#### [Exercise prompt]
Rewrite the data below with every instance of "table-row" changed to "data-row", keeping everything else identical, and omit the pictures from your output.

(Boxed element entries)
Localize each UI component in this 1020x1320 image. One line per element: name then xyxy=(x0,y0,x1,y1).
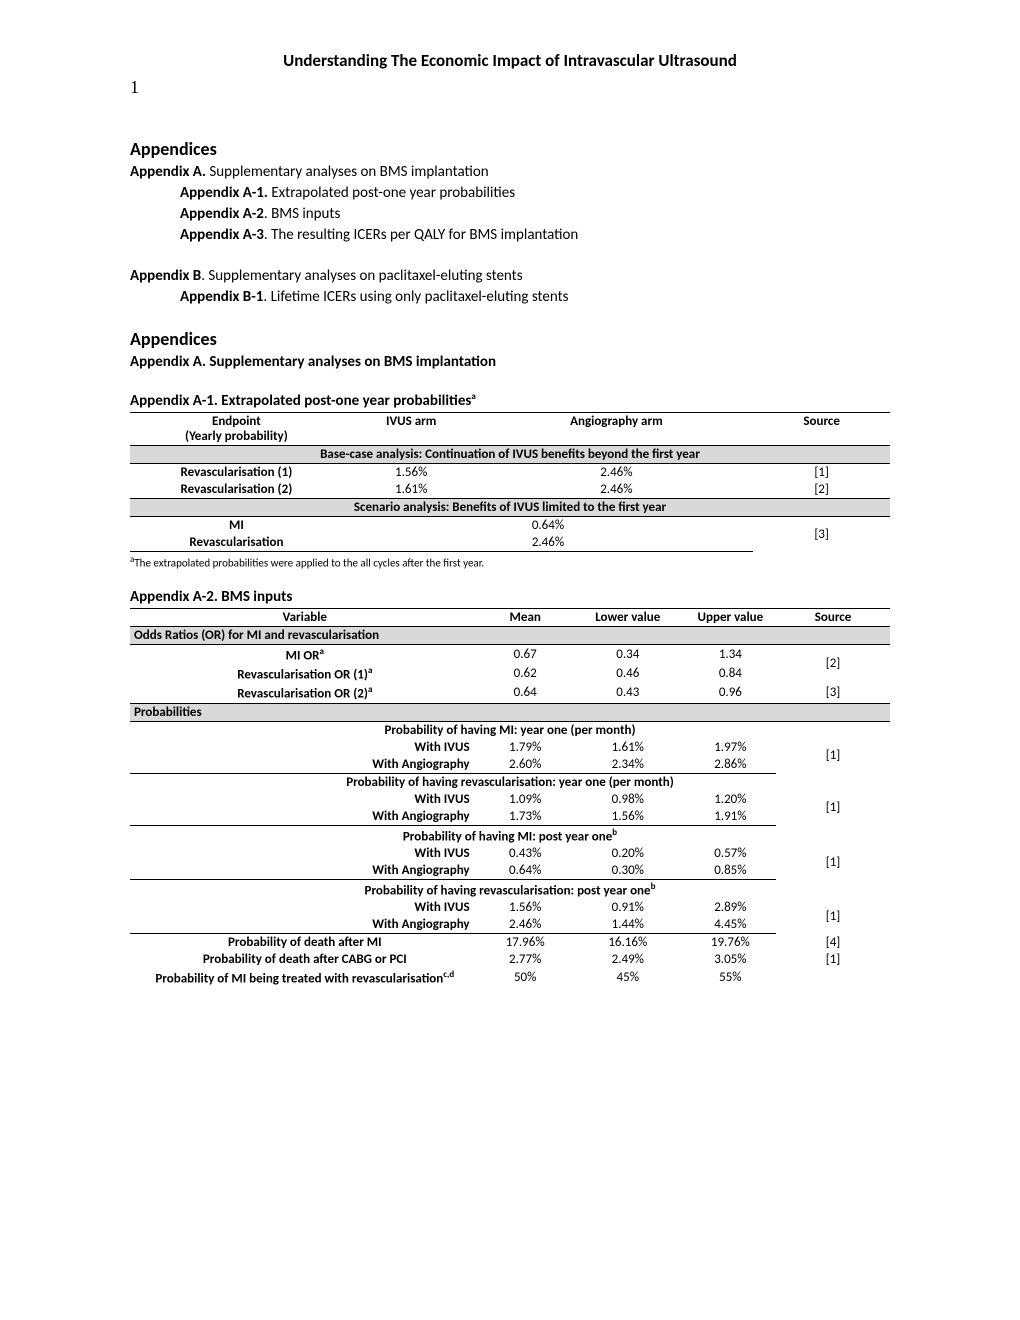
table-row: MI ORa 0.670.341.34 [2] xyxy=(130,644,890,664)
toc-appendix-a: Appendix A. Supplementary analyses on BM… xyxy=(130,162,890,183)
table-row: Probability of having MI: post year oneb xyxy=(130,825,890,845)
table-row: With IVUS1.79%1.61%1.97%[1] xyxy=(130,739,890,756)
col-angio: Angiography arm xyxy=(480,413,754,446)
col-variable: Variable xyxy=(130,608,480,626)
appendices-heading-2: Appendices xyxy=(130,328,890,350)
col-mean: Mean xyxy=(480,608,571,626)
col-source: Source xyxy=(753,413,890,446)
table-band: Odds Ratios (OR) for MI and revascularis… xyxy=(130,626,890,644)
table-a1: Endpoint (Yearly probability) IVUS arm A… xyxy=(130,412,890,552)
table-row: Revascularisation OR (2)a 0.640.430.96 [… xyxy=(130,683,890,703)
table-row: With IVUS1.56%0.91%2.89%[1] xyxy=(130,899,890,916)
table-band: Scenario analysis: Benefits of IVUS limi… xyxy=(130,499,890,517)
table-band: Base-case analysis: Continuation of IVUS… xyxy=(130,446,890,464)
toc-a3: Appendix A-3. The resulting ICERs per QA… xyxy=(180,225,890,246)
table-a1-title: Appendix A-1. Extrapolated post-one year… xyxy=(130,391,890,410)
appendix-a-section-title: Appendix A. Supplementary analyses on BM… xyxy=(130,352,890,373)
col-source: Source xyxy=(776,608,890,626)
toc-a2: Appendix A-2. BMS inputs xyxy=(180,204,890,225)
col-upper: Upper value xyxy=(685,608,776,626)
table-row: With IVUS1.09%0.98%1.20%[1] xyxy=(130,791,890,808)
toc-a1: Appendix A-1. Extrapolated post-one year… xyxy=(180,183,890,204)
table-row: Revascularisation (1) 1.56% 2.46% [1] xyxy=(130,464,890,482)
table-row: MI 0.64% [3] xyxy=(130,517,890,535)
table-band: Probabilities xyxy=(130,703,890,721)
table-row: With IVUS0.43%0.20%0.57%[1] xyxy=(130,845,890,862)
page-number: 1 xyxy=(130,77,890,98)
col-lower: Lower value xyxy=(571,608,685,626)
toc-b1: Appendix B-1. Lifetime ICERs using only … xyxy=(180,287,890,308)
table-row: Probability of having revascularisation:… xyxy=(130,773,890,791)
table-row: Probability of having revascularisation:… xyxy=(130,879,890,899)
table-a1-footnote: aThe extrapolated probabilities were app… xyxy=(130,554,890,570)
table-row: Revascularisation (2) 1.61% 2.46% [2] xyxy=(130,481,890,499)
running-title: Understanding The Economic Impact of Int… xyxy=(130,50,890,71)
appendices-heading: Appendices xyxy=(130,138,890,160)
col-ivus: IVUS arm xyxy=(343,413,480,446)
table-a2: Variable Mean Lower value Upper value So… xyxy=(130,608,890,988)
col-endpoint: Endpoint (Yearly probability) xyxy=(130,413,343,446)
table-a2-title: Appendix A-2. BMS inputs xyxy=(130,588,890,606)
table-row: Probability of MI being treated with rev… xyxy=(130,968,890,987)
table-row: Probability of having MI: year one (per … xyxy=(130,721,890,739)
table-row: Probability of death after MI17.96%16.16… xyxy=(130,934,890,952)
table-row: Probability of death after CABG or PCI2.… xyxy=(130,951,890,968)
toc-appendix-b: Appendix B. Supplementary analyses on pa… xyxy=(130,266,890,287)
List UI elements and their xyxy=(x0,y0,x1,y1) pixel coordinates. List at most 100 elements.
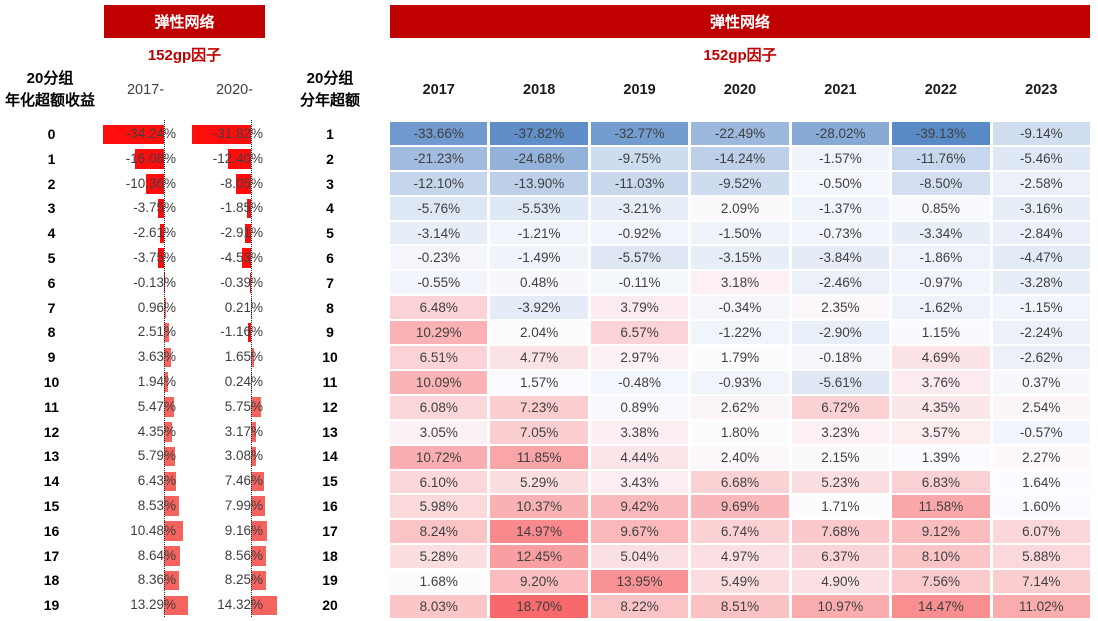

#### [Task response]
Localize each UI component in this 1020x1320 image. One line per element: name then xyxy=(x0,y0,x1,y1).
data-row: MI ORa 0.670.341.34 [2] xyxy=(130,644,890,664)
toc-appendix-a: Appendix A. Supplementary analyses on BM… xyxy=(130,162,890,183)
data-row: Probability of having MI: post year oneb xyxy=(130,825,890,845)
data-row: With IVUS1.79%1.61%1.97%[1] xyxy=(130,739,890,756)
col-angio: Angiography arm xyxy=(480,413,754,446)
col-variable: Variable xyxy=(130,608,480,626)
appendices-heading-2: Appendices xyxy=(130,328,890,350)
col-mean: Mean xyxy=(480,608,571,626)
col-source: Source xyxy=(753,413,890,446)
table-band: Odds Ratios (OR) for MI and revascularis… xyxy=(130,626,890,644)
table-a1: Endpoint (Yearly probability) IVUS arm A… xyxy=(130,412,890,552)
data-row: Revascularisation OR (2)a 0.640.430.96 [… xyxy=(130,683,890,703)
data-row: With IVUS1.56%0.91%2.89%[1] xyxy=(130,899,890,916)
table-band: Scenario analysis: Benefits of IVUS limi… xyxy=(130,499,890,517)
table-band: Base-case analysis: Continuation of IVUS… xyxy=(130,446,890,464)
toc-a3: Appendix A-3. The resulting ICERs per QA… xyxy=(180,225,890,246)
table-a1-title: Appendix A-1. Extrapolated post-one year… xyxy=(130,391,890,410)
appendix-a-section-title: Appendix A. Supplementary analyses on BM… xyxy=(130,352,890,373)
col-source: Source xyxy=(776,608,890,626)
toc-a2: Appendix A-2. BMS inputs xyxy=(180,204,890,225)
col-upper: Upper value xyxy=(685,608,776,626)
data-row: With IVUS1.09%0.98%1.20%[1] xyxy=(130,791,890,808)
toc-a1: Appendix A-1. Extrapolated post-one year… xyxy=(180,183,890,204)
data-row: Revascularisation (1) 1.56% 2.46% [1] xyxy=(130,464,890,482)
data-row: MI 0.64% [3] xyxy=(130,517,890,535)
table-band: Probabilities xyxy=(130,703,890,721)
data-row: With IVUS0.43%0.20%0.57%[1] xyxy=(130,845,890,862)
page-number: 1 xyxy=(130,77,890,98)
col-lower: Lower value xyxy=(571,608,685,626)
toc-b1: Appendix B-1. Lifetime ICERs using only … xyxy=(180,287,890,308)
data-row: Probability of having revascularisation:… xyxy=(130,773,890,791)
data-row: Probability of having revascularisation:… xyxy=(130,879,890,899)
table-a1-footnote: aThe extrapolated probabilities were app… xyxy=(130,554,890,570)
data-row: Revascularisation (2) 1.61% 2.46% [2] xyxy=(130,481,890,499)
running-title: Understanding The Economic Impact of Int… xyxy=(130,50,890,71)
appendices-heading: Appendices xyxy=(130,138,890,160)
col-ivus: IVUS arm xyxy=(343,413,480,446)
table-a2: Variable Mean Lower value Upper value So… xyxy=(130,608,890,988)
col-endpoint: Endpoint (Yearly probability) xyxy=(130,413,343,446)
table-a2-title: Appendix A-2. BMS inputs xyxy=(130,588,890,606)
data-row: Probability of MI being treated with rev… xyxy=(130,968,890,987)
data-row: Probability of having MI: year one (per … xyxy=(130,721,890,739)
data-row: Probability of death after MI17.96%16.16… xyxy=(130,934,890,952)
data-row: Probability of death after CABG or PCI2.… xyxy=(130,951,890,968)
toc-appendix-b: Appendix B. Supplementary analyses on pa… xyxy=(130,266,890,287)
List UI elements and their xyxy=(x0,y0,x1,y1) pixel coordinates. List at most 100 elements.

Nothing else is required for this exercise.